__Your objective__
From the records, pick out and copy each line containing "activities".

__Extracted entries__
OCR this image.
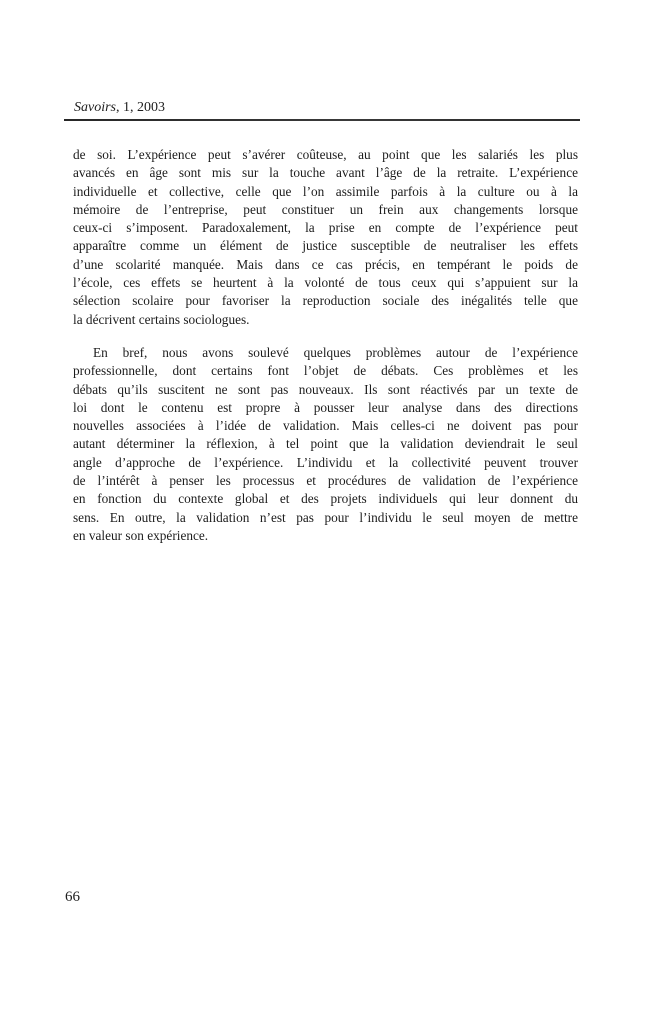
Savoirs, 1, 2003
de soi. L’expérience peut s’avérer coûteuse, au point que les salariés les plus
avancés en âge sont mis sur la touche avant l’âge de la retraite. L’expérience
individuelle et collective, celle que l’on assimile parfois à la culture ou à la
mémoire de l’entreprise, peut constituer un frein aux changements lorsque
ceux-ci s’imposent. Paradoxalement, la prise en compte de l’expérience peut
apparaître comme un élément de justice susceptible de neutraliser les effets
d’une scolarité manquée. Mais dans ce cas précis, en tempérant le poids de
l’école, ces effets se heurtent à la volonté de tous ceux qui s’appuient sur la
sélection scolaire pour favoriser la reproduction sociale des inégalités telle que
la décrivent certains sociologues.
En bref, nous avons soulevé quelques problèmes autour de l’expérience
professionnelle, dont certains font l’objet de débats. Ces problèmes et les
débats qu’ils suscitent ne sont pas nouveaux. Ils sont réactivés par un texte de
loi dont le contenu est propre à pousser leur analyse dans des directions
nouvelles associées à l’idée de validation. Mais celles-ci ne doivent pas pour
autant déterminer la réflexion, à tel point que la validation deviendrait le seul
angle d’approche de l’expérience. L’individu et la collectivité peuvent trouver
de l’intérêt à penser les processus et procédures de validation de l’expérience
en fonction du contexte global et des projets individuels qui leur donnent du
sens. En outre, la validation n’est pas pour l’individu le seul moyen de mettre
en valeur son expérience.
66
--
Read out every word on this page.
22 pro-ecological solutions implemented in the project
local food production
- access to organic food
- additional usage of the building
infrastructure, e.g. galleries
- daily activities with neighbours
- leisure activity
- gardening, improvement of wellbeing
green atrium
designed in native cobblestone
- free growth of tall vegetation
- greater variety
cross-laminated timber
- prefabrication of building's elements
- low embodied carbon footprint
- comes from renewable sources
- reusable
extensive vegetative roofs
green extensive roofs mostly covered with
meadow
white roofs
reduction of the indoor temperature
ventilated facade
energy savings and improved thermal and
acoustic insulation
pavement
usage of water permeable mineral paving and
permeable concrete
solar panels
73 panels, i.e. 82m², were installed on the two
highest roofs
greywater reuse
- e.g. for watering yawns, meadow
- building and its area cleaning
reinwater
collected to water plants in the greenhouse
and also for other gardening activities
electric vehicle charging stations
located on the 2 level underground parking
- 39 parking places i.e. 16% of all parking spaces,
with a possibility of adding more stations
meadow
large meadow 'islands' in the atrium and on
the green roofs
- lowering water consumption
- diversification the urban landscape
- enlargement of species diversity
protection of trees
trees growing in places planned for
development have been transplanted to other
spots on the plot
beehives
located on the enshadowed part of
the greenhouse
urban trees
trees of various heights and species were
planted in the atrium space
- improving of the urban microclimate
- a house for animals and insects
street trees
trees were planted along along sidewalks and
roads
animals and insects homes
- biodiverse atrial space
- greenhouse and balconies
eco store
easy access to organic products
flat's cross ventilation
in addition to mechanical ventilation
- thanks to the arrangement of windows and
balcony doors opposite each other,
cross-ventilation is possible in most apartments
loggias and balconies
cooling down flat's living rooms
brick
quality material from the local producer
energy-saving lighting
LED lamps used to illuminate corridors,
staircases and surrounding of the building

__Response for this exercise__
- daily activities with neighbours
and also for other gardening activities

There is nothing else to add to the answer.